Opdracht
Welke functie heeft Hans van Cleef volgens het artikel over aardgas als politiek instrument?

━━ Tekstblok

Aardgas als politiek instrument, dat vraagt ook om een geopolitieke strategie

19.04.2022 Jan de Wit

Aardgas als politiek instrument, dat vraagt ook om een geopolitieke strategie

De afgelopen maanden heeft er zich een perfect storm ontwikkeld op de energiemarkt, waardoor de prijzen voor onder andere gas en elektriciteit enorm gestegen zijn. Door het internationaliseren van deze markten zijn ze ook gevoeliger geworden voor geopolitieke omstandigheden. Hans van Cleef, senior energie-econoom bij ABN AMRO, ziet dat aardgas nu definitief de status van politiek instrument is gegeven. Willen Nederland en de Europese Unie daarin niet bespeeld worden, dat móét er een geopolitieke strategie voor de lange termijn komen.

Warmte365 interviewde Hans van Cleef over de energieprijzen voorafgaand aan de vakbeurs Duurzaam Verwarmd voor een analyse in het beursmagazine. Dit is deel 1.

Een Russische invasie in Oekraïne, een opgeschorte ingebruikname van Nord Stream 2 en lage gasvoorraden zorgen voor hoge gasprijzen. Dure CO2-rechten, de uitval van een aantal Franse kerncentrales en een relatief laag aanbod van duurzame energie zorgen ervoor dat de alternatieven niet veel goedkoper zijn.

Tegelijk ziet Van Cleef dat de gasmarkt steeds internationaler wordt doordat Liquefied Natural Gas (LNG) in vloeibare vorm over de hele wereld getransporteerd kan worden. Hierdoor krijgen de olie-, gas- en elektriciteitsmarkten steeds meer invloed op elkaar. Een stijgende vraag op de ene markt kan sneller voor een dalende vraag op de andere markt zorgen en vice versa.

━━━━
━━ Aangeleverd materiaal

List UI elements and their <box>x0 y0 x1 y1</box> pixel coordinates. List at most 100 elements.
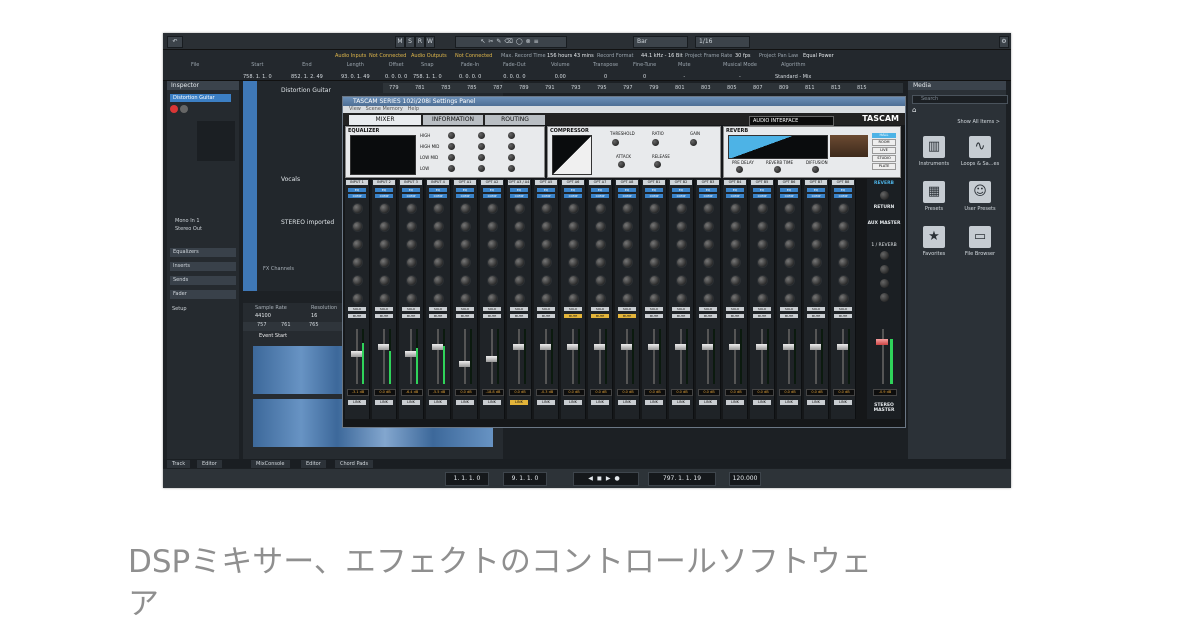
aux-send-knob[interactable] <box>703 221 714 232</box>
aux-send-knob[interactable] <box>703 203 714 214</box>
eq-button[interactable]: EQ <box>645 188 663 192</box>
aux-send-knob[interactable] <box>649 257 660 268</box>
link-button[interactable]: LINK <box>483 400 501 405</box>
reverb-type-hall[interactable]: HALL <box>872 133 896 138</box>
settings-gear-icon[interactable]: ⚙ <box>999 36 1009 48</box>
aux-send-knob[interactable] <box>352 275 363 286</box>
solo-button[interactable]: SOLO <box>780 307 798 311</box>
right-locator[interactable]: 9. 1. 1. 0 <box>503 472 547 486</box>
aux-send-knob[interactable] <box>703 239 714 250</box>
aux-send-knob[interactable] <box>514 221 525 232</box>
aux-send-knob[interactable] <box>352 221 363 232</box>
aux-send-knob[interactable] <box>649 239 660 250</box>
equalizers-section[interactable]: Equalizers <box>170 248 236 257</box>
aux-send-knob[interactable] <box>514 203 525 214</box>
aux-send-knob[interactable] <box>487 239 498 250</box>
tab-chord-pads[interactable]: Chord Pads <box>335 460 374 468</box>
aux-send-knob[interactable] <box>811 203 822 214</box>
sends-section[interactable]: Sends <box>170 276 236 285</box>
info-cell[interactable]: File <box>191 62 199 74</box>
reverb-return-knob[interactable] <box>880 191 889 200</box>
eq-knob[interactable] <box>508 165 515 172</box>
eq-button[interactable]: EQ <box>429 188 447 192</box>
media-loops-samples[interactable]: ∿ Loops & Sa...es <box>960 136 1000 167</box>
attack-knob[interactable] <box>618 161 625 168</box>
aux-send-knob[interactable] <box>541 257 552 268</box>
link-button[interactable]: LINK <box>591 400 609 405</box>
mute-button[interactable]: MUTE <box>591 314 609 318</box>
eq-button[interactable]: EQ <box>699 188 717 192</box>
comp-button[interactable]: COMP <box>429 194 447 198</box>
aux-send-knob[interactable] <box>487 257 498 268</box>
aux-send-knob[interactable] <box>838 257 849 268</box>
aux-send-knob[interactable] <box>622 257 633 268</box>
threshold-knob[interactable] <box>612 139 619 146</box>
media-favorites[interactable]: ★ Favorites <box>914 226 954 257</box>
info-cell[interactable]: Musical Mode - <box>723 62 757 80</box>
eq-button[interactable]: EQ <box>780 188 798 192</box>
solo-button[interactable]: SOLO <box>375 307 393 311</box>
media-user-presets[interactable]: ☺ User Presets <box>960 181 1000 212</box>
aux-send-knob[interactable] <box>514 293 525 304</box>
tab-editor[interactable]: Editor <box>301 460 326 468</box>
eq-knob[interactable] <box>448 154 455 161</box>
aux-send-knob[interactable] <box>487 293 498 304</box>
aux-send-knob[interactable] <box>433 221 444 232</box>
info-cell[interactable]: Algorithm Standard - Mix <box>775 62 811 80</box>
aux-send-knob[interactable] <box>352 239 363 250</box>
aux-send-knob[interactable] <box>838 275 849 286</box>
link-button[interactable]: LINK <box>807 400 825 405</box>
mute-button[interactable]: MUTE <box>645 314 663 318</box>
link-button[interactable]: LINK <box>645 400 663 405</box>
input-routing[interactable]: Mono In 1 <box>175 218 200 224</box>
eq-knob[interactable] <box>508 143 515 150</box>
aux-send-knob[interactable] <box>622 239 633 250</box>
aux-send-knob[interactable] <box>784 293 795 304</box>
comp-button[interactable]: COMP <box>375 194 393 198</box>
reverb-type-live[interactable]: LIVE <box>872 147 896 154</box>
solo-button[interactable]: SOLO <box>348 307 366 311</box>
aux-send-knob[interactable] <box>730 257 741 268</box>
media-search-input[interactable]: Search <box>912 95 1008 104</box>
aux-send-knob[interactable] <box>676 275 687 286</box>
aux-send-knob[interactable] <box>703 257 714 268</box>
aux-send-knob[interactable] <box>730 293 741 304</box>
aux-send-knob[interactable] <box>757 221 768 232</box>
reverb-type-room[interactable]: ROOM <box>872 139 896 146</box>
eq-knob[interactable] <box>478 165 485 172</box>
solo-button[interactable]: SOLO <box>402 307 420 311</box>
aux-send-knob[interactable] <box>487 203 498 214</box>
comp-button[interactable]: COMP <box>672 194 690 198</box>
aux-send-knob[interactable] <box>784 239 795 250</box>
aux-send-knob[interactable] <box>514 257 525 268</box>
show-all-items-link[interactable]: Show All Items > <box>957 119 1000 125</box>
read-button[interactable]: R <box>415 36 425 48</box>
aux-send-knob[interactable] <box>757 203 768 214</box>
mute-button[interactable]: MUTE <box>807 314 825 318</box>
home-icon[interactable]: ⌂ <box>912 106 916 114</box>
aux-send-knob[interactable] <box>568 239 579 250</box>
aux-knob-2[interactable] <box>880 265 889 274</box>
aux-send-knob[interactable] <box>568 221 579 232</box>
mute-button[interactable]: MUTE <box>726 314 744 318</box>
eq-button[interactable]: EQ <box>672 188 690 192</box>
mute-button[interactable]: MUTE <box>672 314 690 318</box>
link-button[interactable]: LINK <box>510 400 528 405</box>
eq-knob[interactable] <box>478 132 485 139</box>
aux-send-knob[interactable] <box>757 257 768 268</box>
record-enable-button[interactable] <box>170 105 178 113</box>
aux-send-knob[interactable] <box>433 293 444 304</box>
eq-button[interactable]: EQ <box>834 188 852 192</box>
comp-button[interactable]: COMP <box>618 194 636 198</box>
aux-send-knob[interactable] <box>568 203 579 214</box>
solo-button[interactable]: SOLO <box>429 307 447 311</box>
eq-button[interactable]: EQ <box>591 188 609 192</box>
aux-send-knob[interactable] <box>595 257 606 268</box>
aux-send-knob[interactable] <box>406 293 417 304</box>
aux-send-knob[interactable] <box>541 239 552 250</box>
pre-delay-knob[interactable] <box>736 166 743 173</box>
quantize-select[interactable]: 1/16 <box>695 36 750 48</box>
eq-button[interactable]: EQ <box>753 188 771 192</box>
aux-knob-3[interactable] <box>880 279 889 288</box>
aux-send-knob[interactable] <box>622 221 633 232</box>
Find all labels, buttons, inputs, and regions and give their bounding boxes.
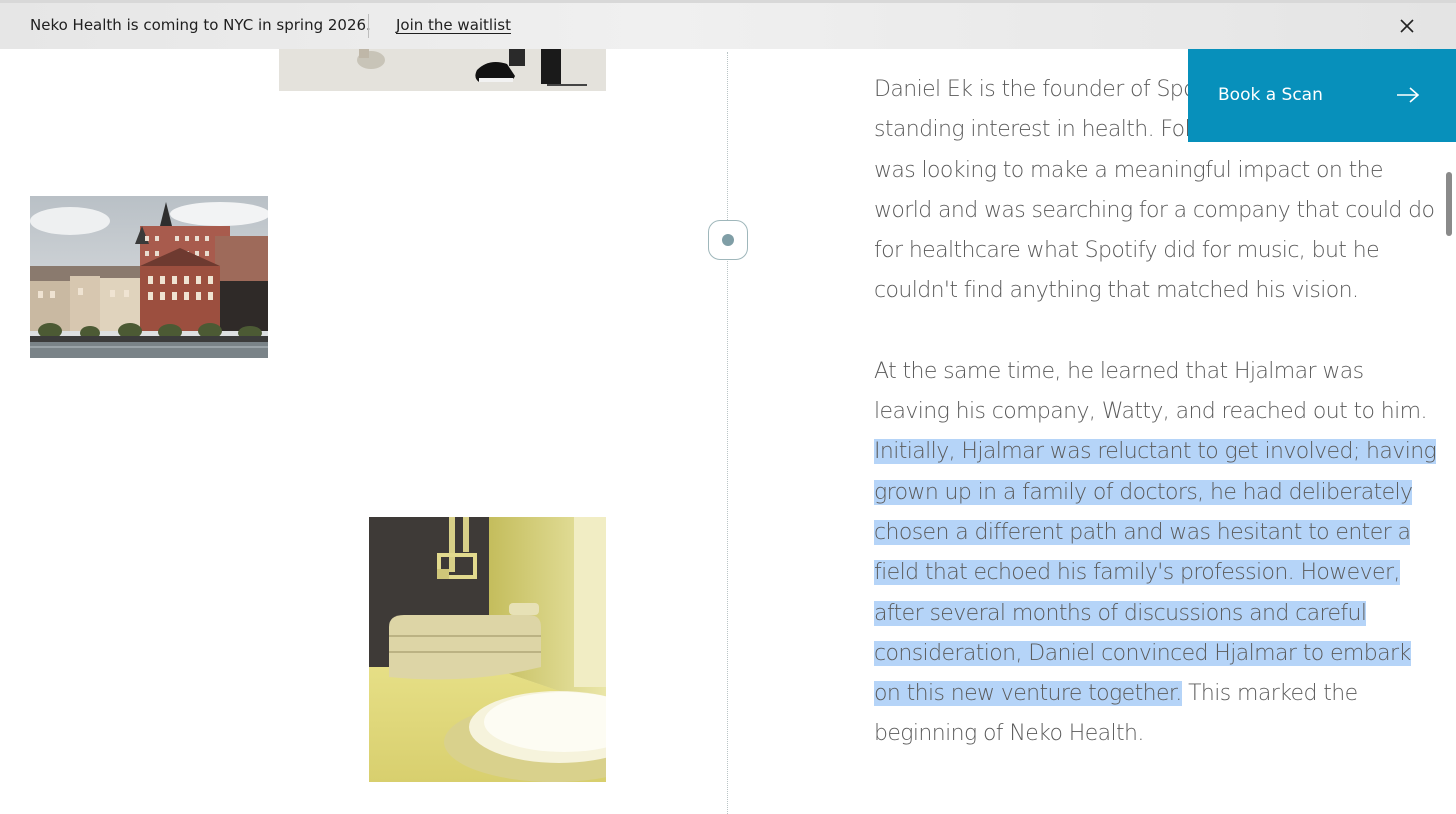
book-a-scan-label: Book a Scan <box>1218 85 1323 105</box>
timeline-marker-dot <box>722 234 734 246</box>
stockholm-waterfront-photo <box>30 196 268 358</box>
timeline-marker <box>708 220 748 260</box>
arrow-right-icon <box>1396 85 1420 105</box>
article-paragraph-2: At the same time, he learned that Hjalma… <box>874 352 1439 755</box>
scrollbar-thumb[interactable] <box>1446 172 1452 236</box>
article-body: Daniel Ek is the founder of Spotify and … <box>874 70 1439 795</box>
timeline-line <box>727 52 728 814</box>
yellow-clinic-room-photo <box>369 517 606 782</box>
people-photo <box>279 46 606 91</box>
scrollbar[interactable] <box>1442 142 1456 814</box>
close-icon[interactable] <box>1394 13 1420 39</box>
book-a-scan-button[interactable]: Book a Scan <box>1188 49 1456 142</box>
announcement-message: Neko Health is coming to NYC in spring 2… <box>30 16 371 34</box>
announcement-divider <box>368 14 369 38</box>
article-paragraph-2-lead: At the same time, he learned that Hjalma… <box>874 358 1427 425</box>
selected-text: Initially, Hjalmar was reluctant to get … <box>874 439 1437 707</box>
announcement-bar: Neko Health is coming to NYC in spring 2… <box>0 0 1456 49</box>
join-waitlist-link[interactable]: Join the waitlist <box>396 16 511 34</box>
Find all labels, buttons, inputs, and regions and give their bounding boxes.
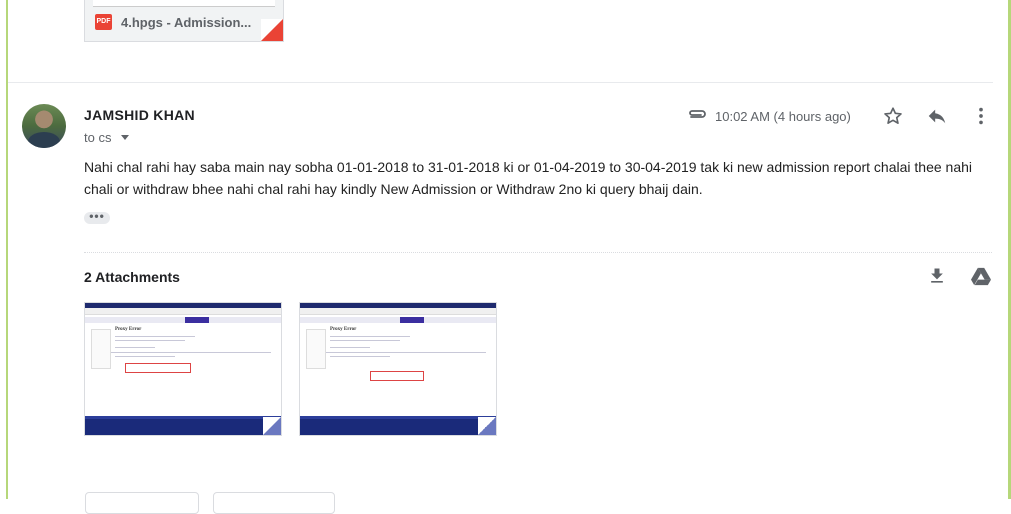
more-vert-icon[interactable] bbox=[970, 105, 992, 127]
attachment-thumbnail-strip bbox=[93, 0, 275, 7]
attachments-divider bbox=[84, 252, 992, 253]
show-trimmed-content-button[interactable]: ••• bbox=[84, 210, 110, 224]
download-icon[interactable] bbox=[927, 266, 947, 286]
recipients-text: to cs bbox=[84, 130, 112, 145]
pdf-icon: PDF bbox=[95, 14, 112, 30]
reply-button[interactable] bbox=[85, 492, 199, 514]
chevron-down-icon[interactable] bbox=[121, 135, 130, 140]
pdf-corner-mark bbox=[261, 19, 283, 41]
attachment-thumbnail[interactable]: Proxy Error bbox=[84, 302, 282, 436]
previous-attachment-card[interactable]: PDF 4.hpgs - Admission... bbox=[84, 0, 284, 42]
forward-button[interactable] bbox=[213, 492, 335, 514]
star-icon[interactable] bbox=[882, 105, 904, 127]
reply-icon[interactable] bbox=[926, 105, 948, 127]
recipients-line[interactable]: to cs bbox=[84, 130, 130, 145]
sender-name[interactable]: JAMSHID KHAN bbox=[84, 107, 195, 123]
thumbnail-heading: Proxy Error bbox=[115, 327, 142, 332]
avatar[interactable] bbox=[22, 104, 66, 148]
attachment-filename: 4.hpgs - Admission... bbox=[121, 15, 252, 30]
thumbnail-heading: Proxy Error bbox=[330, 327, 357, 332]
paperclip-icon bbox=[689, 110, 706, 118]
google-drive-icon[interactable] bbox=[970, 266, 992, 286]
message-body: Nahi chal rahi hay saba main nay sobha 0… bbox=[84, 159, 973, 197]
attachment-thumbnail[interactable]: Proxy Error bbox=[299, 302, 497, 436]
message-time: 10:02 AM (4 hours ago) bbox=[715, 109, 851, 124]
message-divider bbox=[8, 82, 993, 83]
attachments-title: 2 Attachments bbox=[84, 269, 180, 285]
left-border bbox=[0, 0, 8, 499]
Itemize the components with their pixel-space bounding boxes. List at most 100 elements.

━━━━

Uitgewerkte opdracht
Hij is senior energie-econoom bij ABN AMRO.